→ **Objective**: Set down all of the data that follows word for word, without the images.

→ **Data entries**:
━━━━━━━━━━━━━━━━

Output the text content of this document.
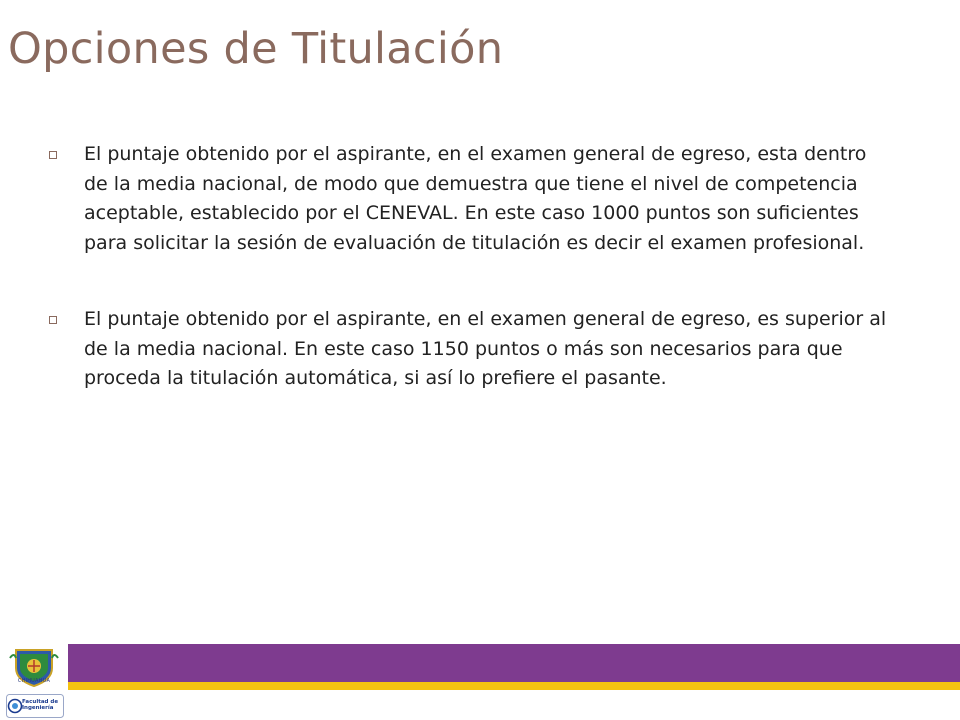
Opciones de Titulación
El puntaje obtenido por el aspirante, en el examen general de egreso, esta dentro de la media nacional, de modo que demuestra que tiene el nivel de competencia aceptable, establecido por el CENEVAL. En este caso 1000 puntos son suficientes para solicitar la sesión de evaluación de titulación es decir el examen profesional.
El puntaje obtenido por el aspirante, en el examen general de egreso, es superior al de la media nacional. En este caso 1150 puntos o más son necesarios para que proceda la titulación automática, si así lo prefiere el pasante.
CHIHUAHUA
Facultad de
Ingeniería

━━━━━━━━━━━━━━━━

→ **Output**:
Output the text content of this document.
Opciones de Titulación
El puntaje obtenido por el aspirante, en el examen general de egreso, esta dentro de la media nacional, de modo que demuestra que tiene el nivel de competencia aceptable, establecido por el CENEVAL. En este caso 1000 puntos son suficientes para solicitar la sesión de evaluación de titulación es decir el examen profesional.
El puntaje obtenido por el aspirante, en el examen general de egreso, es superior al de la media nacional. En este caso 1150 puntos o más son necesarios para que proceda la titulación automática, si así lo prefiere el pasante.
CHIHUAHUA
Facultad de
Ingeniería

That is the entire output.